#### Aim
Repeat the listing in full, exactly as it stands.

>> start Given records

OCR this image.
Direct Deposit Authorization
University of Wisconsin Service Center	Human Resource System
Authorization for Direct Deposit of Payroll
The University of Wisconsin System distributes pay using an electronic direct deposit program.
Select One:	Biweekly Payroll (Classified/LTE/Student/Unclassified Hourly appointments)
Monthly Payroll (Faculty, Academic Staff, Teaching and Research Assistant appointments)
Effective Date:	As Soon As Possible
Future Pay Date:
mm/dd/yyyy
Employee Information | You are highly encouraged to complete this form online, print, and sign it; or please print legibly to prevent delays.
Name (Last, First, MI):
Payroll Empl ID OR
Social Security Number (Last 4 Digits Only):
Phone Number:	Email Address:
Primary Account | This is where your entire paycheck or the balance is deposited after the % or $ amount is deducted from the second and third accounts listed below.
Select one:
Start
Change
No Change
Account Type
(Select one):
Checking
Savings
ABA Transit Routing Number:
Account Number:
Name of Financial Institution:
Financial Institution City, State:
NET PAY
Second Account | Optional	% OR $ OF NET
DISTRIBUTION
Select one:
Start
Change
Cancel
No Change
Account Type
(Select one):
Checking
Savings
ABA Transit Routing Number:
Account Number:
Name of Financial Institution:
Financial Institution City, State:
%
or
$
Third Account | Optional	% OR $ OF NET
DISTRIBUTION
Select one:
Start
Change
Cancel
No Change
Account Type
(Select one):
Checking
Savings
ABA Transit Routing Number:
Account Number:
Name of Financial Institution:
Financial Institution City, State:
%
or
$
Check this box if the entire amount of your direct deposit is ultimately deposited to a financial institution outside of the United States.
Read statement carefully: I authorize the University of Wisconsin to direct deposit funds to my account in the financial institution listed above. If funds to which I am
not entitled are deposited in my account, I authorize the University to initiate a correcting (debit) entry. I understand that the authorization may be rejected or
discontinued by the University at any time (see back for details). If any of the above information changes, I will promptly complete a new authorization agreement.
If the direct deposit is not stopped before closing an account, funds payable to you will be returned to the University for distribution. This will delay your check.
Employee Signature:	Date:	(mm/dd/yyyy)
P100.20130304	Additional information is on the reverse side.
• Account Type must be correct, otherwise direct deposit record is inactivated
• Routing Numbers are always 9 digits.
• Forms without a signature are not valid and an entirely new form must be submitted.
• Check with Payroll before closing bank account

>> end Given records

#### Output of the task
OCR this image.
Direct Deposit Authorization
University of Wisconsin Service Center	Human Resource System
Authorization for Direct Deposit of Payroll
The University of Wisconsin System distributes pay using an electronic direct deposit program.
Select One:	Biweekly Payroll (Classified/LTE/Student/Unclassified Hourly appointments)
Monthly Payroll (Faculty, Academic Staff, Teaching and Research Assistant appointments)
Effective Date:	As Soon As Possible
Future Pay Date:
mm/dd/yyyy
Employee Information | You are highly encouraged to complete this form online, print, and sign it; or please print legibly to prevent delays.
Name (Last, First, MI):
Payroll Empl ID OR
Social Security Number (Last 4 Digits Only):
Phone Number:	Email Address:
Primary Account | This is where your entire paycheck or the balance is deposited after the % or $ amount is deducted from the second and third accounts listed below.
Select one:
Start
Change
No Change
Account Type
(Select one):
Checking
Savings
ABA Transit Routing Number:
Account Number:
Name of Financial Institution:
Financial Institution City, State:
NET PAY
Second Account | Optional	% OR $ OF NET
DISTRIBUTION
Select one:
Start
Change
Cancel
No Change
Account Type
(Select one):
Checking
Savings
ABA Transit Routing Number:
Account Number:
Name of Financial Institution:
Financial Institution City, State:
%
or
$
Third Account | Optional	% OR $ OF NET
DISTRIBUTION
Select one:
Start
Change
Cancel
No Change
Account Type
(Select one):
Checking
Savings
ABA Transit Routing Number:
Account Number:
Name of Financial Institution:
Financial Institution City, State:
%
or
$
Check this box if the entire amount of your direct deposit is ultimately deposited to a financial institution outside of the United States.
Read statement carefully: I authorize the University of Wisconsin to direct deposit funds to my account in the financial institution listed above. If funds to which I am
not entitled are deposited in my account, I authorize the University to initiate a correcting (debit) entry. I understand that the authorization may be rejected or
discontinued by the University at any time (see back for details). If any of the above information changes, I will promptly complete a new authorization agreement.
If the direct deposit is not stopped before closing an account, funds payable to you will be returned to the University for distribution. This will delay your check.
Employee Signature:	Date:	(mm/dd/yyyy)
P100.20130304	Additional information is on the reverse side.
• Account Type must be correct, otherwise direct deposit record is inactivated
• Routing Numbers are always 9 digits.
• Forms without a signature are not valid and an entirely new form must be submitted.
• Check with Payroll before closing bank account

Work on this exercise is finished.